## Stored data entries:

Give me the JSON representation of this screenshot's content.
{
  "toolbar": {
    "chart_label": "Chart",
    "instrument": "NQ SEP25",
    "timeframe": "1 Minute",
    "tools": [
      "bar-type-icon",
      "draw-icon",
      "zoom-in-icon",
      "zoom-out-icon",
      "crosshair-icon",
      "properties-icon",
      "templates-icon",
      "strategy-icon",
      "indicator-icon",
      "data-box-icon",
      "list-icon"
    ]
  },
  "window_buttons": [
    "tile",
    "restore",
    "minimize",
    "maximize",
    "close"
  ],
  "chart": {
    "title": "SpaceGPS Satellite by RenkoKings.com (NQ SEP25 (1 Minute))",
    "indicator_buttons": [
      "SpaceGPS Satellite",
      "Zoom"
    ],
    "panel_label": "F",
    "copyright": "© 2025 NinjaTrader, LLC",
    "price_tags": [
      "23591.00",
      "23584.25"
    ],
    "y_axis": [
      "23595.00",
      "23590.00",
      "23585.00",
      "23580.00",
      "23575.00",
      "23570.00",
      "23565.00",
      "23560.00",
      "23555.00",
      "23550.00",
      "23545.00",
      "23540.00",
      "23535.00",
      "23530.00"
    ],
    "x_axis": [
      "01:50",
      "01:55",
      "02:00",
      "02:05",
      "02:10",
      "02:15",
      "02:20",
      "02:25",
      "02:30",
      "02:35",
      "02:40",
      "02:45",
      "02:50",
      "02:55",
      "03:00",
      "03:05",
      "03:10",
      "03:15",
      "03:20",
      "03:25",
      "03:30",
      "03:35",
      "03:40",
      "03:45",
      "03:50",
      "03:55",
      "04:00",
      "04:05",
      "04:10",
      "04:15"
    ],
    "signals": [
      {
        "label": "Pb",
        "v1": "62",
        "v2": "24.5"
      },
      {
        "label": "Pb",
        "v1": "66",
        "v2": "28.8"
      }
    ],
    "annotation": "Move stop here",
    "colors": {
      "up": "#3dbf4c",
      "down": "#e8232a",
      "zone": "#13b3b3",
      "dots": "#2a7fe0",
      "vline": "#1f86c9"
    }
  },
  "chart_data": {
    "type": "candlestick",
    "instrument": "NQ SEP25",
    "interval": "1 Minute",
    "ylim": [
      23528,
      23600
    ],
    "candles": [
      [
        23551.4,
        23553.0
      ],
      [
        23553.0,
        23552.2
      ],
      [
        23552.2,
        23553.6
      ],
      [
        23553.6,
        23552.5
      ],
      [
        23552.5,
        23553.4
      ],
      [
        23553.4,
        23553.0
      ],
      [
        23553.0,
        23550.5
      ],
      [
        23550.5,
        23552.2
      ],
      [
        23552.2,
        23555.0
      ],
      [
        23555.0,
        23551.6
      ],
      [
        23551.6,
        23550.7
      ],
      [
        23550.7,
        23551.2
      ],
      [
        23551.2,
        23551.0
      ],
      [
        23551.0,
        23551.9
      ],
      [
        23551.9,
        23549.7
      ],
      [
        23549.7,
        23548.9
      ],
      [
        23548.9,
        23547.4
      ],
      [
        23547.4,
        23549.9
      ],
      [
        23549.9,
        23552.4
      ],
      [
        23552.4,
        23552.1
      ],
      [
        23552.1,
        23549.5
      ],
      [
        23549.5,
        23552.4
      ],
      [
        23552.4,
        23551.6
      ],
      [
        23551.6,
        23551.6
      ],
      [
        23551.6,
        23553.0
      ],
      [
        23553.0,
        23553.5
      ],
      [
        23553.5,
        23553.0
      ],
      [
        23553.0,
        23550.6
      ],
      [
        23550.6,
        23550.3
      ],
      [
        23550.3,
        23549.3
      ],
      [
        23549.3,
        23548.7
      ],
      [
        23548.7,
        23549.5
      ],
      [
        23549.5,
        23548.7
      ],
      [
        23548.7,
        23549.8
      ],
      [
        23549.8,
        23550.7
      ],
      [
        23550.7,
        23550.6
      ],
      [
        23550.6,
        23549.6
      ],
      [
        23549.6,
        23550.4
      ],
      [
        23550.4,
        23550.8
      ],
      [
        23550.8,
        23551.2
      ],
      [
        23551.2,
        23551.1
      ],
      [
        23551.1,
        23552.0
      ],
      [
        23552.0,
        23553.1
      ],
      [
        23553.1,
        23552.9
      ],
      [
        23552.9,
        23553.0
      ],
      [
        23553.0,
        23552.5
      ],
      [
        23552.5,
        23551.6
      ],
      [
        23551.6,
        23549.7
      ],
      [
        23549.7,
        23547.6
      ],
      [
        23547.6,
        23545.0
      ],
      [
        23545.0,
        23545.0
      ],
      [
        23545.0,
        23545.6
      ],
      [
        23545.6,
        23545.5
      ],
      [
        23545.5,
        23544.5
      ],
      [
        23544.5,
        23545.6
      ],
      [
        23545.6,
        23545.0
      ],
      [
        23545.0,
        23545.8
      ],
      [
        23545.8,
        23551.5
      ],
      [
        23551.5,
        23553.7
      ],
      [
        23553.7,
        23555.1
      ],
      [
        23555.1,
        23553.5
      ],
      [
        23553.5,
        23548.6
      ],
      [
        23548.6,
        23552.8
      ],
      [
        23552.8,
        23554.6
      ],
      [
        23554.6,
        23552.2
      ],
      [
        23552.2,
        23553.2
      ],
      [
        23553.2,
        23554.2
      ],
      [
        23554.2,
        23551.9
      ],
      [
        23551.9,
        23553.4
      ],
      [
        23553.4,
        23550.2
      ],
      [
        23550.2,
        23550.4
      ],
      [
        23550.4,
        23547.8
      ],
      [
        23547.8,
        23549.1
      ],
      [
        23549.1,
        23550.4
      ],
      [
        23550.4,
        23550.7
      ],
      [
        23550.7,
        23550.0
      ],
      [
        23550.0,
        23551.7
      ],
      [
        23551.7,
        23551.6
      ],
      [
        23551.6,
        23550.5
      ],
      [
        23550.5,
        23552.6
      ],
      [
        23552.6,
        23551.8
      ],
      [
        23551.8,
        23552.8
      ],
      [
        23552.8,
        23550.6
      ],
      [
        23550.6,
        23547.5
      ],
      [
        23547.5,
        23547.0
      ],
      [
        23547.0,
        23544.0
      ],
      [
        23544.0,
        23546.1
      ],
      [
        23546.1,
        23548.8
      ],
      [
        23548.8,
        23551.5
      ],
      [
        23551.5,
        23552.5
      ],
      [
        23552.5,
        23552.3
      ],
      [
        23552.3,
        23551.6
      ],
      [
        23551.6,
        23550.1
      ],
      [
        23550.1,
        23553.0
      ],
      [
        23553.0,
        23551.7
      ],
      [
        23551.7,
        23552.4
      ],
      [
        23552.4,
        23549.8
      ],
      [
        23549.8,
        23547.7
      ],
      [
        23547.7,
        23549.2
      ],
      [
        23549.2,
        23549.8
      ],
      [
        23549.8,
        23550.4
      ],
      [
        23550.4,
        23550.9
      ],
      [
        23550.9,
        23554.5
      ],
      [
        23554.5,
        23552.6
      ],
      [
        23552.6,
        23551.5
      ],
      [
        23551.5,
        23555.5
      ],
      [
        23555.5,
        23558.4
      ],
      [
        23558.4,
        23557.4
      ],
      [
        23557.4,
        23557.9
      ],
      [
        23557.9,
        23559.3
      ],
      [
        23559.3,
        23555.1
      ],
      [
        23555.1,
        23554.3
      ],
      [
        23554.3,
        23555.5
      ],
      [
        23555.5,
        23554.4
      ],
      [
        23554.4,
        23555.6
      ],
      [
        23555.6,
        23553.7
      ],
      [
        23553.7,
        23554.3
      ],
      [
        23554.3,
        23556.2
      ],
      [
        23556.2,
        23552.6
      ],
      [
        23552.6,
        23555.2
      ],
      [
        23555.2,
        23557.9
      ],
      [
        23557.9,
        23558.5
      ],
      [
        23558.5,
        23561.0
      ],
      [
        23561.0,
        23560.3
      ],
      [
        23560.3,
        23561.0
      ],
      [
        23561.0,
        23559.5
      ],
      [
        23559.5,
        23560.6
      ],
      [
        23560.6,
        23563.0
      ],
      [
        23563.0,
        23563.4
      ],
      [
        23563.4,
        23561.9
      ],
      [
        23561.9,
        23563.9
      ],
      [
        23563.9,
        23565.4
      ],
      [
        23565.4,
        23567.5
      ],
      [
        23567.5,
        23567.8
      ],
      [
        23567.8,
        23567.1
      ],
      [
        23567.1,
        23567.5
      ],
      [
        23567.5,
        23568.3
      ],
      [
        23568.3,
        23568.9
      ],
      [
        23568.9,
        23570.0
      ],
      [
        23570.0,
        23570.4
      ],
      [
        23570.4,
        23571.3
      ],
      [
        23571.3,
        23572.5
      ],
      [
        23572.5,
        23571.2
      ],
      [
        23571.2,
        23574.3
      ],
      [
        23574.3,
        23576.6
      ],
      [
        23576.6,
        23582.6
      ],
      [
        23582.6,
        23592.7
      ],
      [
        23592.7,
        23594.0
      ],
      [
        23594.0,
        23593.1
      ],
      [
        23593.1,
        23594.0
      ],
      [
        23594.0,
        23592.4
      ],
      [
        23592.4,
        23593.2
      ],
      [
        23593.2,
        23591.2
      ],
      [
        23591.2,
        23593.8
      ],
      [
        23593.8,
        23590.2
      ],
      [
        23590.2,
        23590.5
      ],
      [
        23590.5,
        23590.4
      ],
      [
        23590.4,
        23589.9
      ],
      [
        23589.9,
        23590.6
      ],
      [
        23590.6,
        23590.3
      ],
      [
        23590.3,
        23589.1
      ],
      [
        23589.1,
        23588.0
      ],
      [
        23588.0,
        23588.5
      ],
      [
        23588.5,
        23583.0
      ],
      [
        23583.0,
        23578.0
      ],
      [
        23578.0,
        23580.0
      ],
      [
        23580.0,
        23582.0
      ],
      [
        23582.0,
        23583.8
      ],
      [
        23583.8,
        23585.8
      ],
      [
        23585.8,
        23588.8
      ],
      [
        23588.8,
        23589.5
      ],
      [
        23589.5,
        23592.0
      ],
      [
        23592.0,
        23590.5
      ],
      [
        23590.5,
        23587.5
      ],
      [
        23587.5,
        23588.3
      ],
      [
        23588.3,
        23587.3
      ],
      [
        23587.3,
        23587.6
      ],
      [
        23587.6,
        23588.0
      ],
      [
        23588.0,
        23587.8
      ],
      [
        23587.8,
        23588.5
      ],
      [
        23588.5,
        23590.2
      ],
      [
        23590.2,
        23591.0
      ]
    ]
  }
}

## WHAT TO DO:
From the entries above, copy each line holding "Satellite".

## REPLY TO THE EXERCISE:
    "title": "SpaceGPS Satellite by RenkoKings.com (NQ SEP25 (1 Minute))",
      "SpaceGPS Satellite",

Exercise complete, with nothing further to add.